● CHALLENGE
Reproduce the data below, replacing every occurrence of "interactable" with "clickable" and leaving everything else unchanged.

[Begin MATERIAL]

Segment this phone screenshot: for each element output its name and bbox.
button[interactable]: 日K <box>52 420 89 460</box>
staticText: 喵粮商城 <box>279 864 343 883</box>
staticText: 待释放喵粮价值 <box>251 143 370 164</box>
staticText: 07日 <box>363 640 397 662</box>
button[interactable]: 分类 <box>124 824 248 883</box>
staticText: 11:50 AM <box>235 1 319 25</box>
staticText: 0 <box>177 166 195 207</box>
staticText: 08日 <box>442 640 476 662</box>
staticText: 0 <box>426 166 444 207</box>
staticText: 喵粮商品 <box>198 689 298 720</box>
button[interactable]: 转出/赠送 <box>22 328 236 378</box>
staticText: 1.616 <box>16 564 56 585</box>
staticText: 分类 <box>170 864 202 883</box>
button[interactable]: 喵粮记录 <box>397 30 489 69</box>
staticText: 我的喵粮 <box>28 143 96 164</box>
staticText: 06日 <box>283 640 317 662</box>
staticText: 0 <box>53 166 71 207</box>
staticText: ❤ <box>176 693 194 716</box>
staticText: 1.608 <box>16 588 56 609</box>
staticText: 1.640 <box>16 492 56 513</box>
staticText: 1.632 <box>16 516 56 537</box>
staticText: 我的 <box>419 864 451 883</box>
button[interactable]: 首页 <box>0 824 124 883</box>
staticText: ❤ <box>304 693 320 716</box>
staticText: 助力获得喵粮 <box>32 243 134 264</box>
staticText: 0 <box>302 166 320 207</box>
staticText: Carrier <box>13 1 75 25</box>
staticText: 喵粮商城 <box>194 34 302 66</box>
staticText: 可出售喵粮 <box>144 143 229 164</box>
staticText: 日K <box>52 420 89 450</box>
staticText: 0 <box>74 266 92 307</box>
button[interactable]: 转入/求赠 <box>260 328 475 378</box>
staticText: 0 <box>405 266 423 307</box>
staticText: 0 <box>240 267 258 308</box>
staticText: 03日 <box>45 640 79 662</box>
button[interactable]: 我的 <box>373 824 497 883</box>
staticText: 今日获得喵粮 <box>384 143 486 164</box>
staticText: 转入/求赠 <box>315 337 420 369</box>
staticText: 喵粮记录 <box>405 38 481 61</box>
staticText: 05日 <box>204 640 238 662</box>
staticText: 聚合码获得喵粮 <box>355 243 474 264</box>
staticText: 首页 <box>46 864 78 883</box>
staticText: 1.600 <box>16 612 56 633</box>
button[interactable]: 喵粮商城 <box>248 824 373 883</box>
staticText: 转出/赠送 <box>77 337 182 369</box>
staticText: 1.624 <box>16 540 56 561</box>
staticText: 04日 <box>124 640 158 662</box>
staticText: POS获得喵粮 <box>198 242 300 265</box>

[End MATERIAL]

● WORKED ANSWER
Segment this phone screenshot: for each element output its name and bbox.
button[clickable]: 日K <box>52 420 89 460</box>
staticText: 喵粮商城 <box>279 864 343 883</box>
staticText: 待释放喵粮价值 <box>251 143 370 164</box>
staticText: 07日 <box>363 640 397 662</box>
button[clickable]: 分类 <box>124 824 248 883</box>
staticText: 11:50 AM <box>235 1 319 25</box>
staticText: 0 <box>177 166 195 207</box>
staticText: 08日 <box>442 640 476 662</box>
staticText: 0 <box>426 166 444 207</box>
staticText: 喵粮商品 <box>198 689 298 720</box>
button[clickable]: 转出/赠送 <box>22 328 236 378</box>
staticText: 1.616 <box>16 564 56 585</box>
staticText: 分类 <box>170 864 202 883</box>
button[clickable]: 喵粮记录 <box>397 30 489 69</box>
staticText: 我的喵粮 <box>28 143 96 164</box>
staticText: 06日 <box>283 640 317 662</box>
staticText: 0 <box>53 166 71 207</box>
staticText: ❤ <box>176 693 194 716</box>
staticText: 1.608 <box>16 588 56 609</box>
staticText: 1.640 <box>16 492 56 513</box>
staticText: 1.632 <box>16 516 56 537</box>
staticText: 我的 <box>419 864 451 883</box>
button[clickable]: 首页 <box>0 824 124 883</box>
staticText: ❤ <box>304 693 320 716</box>
staticText: 助力获得喵粮 <box>32 243 134 264</box>
staticText: 0 <box>302 166 320 207</box>
staticText: Carrier <box>13 1 75 25</box>
staticText: 喵粮商城 <box>194 34 302 66</box>
staticText: 可出售喵粮 <box>144 143 229 164</box>
staticText: 日K <box>52 420 89 450</box>
staticText: 0 <box>74 266 92 307</box>
button[clickable]: 转入/求赠 <box>260 328 475 378</box>
staticText: 0 <box>405 266 423 307</box>
staticText: 0 <box>240 267 258 308</box>
staticText: 03日 <box>45 640 79 662</box>
button[clickable]: 我的 <box>373 824 497 883</box>
staticText: 今日获得喵粮 <box>384 143 486 164</box>
staticText: 转入/求赠 <box>315 337 420 369</box>
staticText: 喵粮记录 <box>405 38 481 61</box>
staticText: 05日 <box>204 640 238 662</box>
staticText: 聚合码获得喵粮 <box>355 243 474 264</box>
staticText: 首页 <box>46 864 78 883</box>
staticText: 1.600 <box>16 612 56 633</box>
button[clickable]: 喵粮商城 <box>248 824 373 883</box>
staticText: 转出/赠送 <box>77 337 182 369</box>
staticText: 1.624 <box>16 540 56 561</box>
staticText: 04日 <box>124 640 158 662</box>
staticText: POS获得喵粮 <box>198 242 300 265</box>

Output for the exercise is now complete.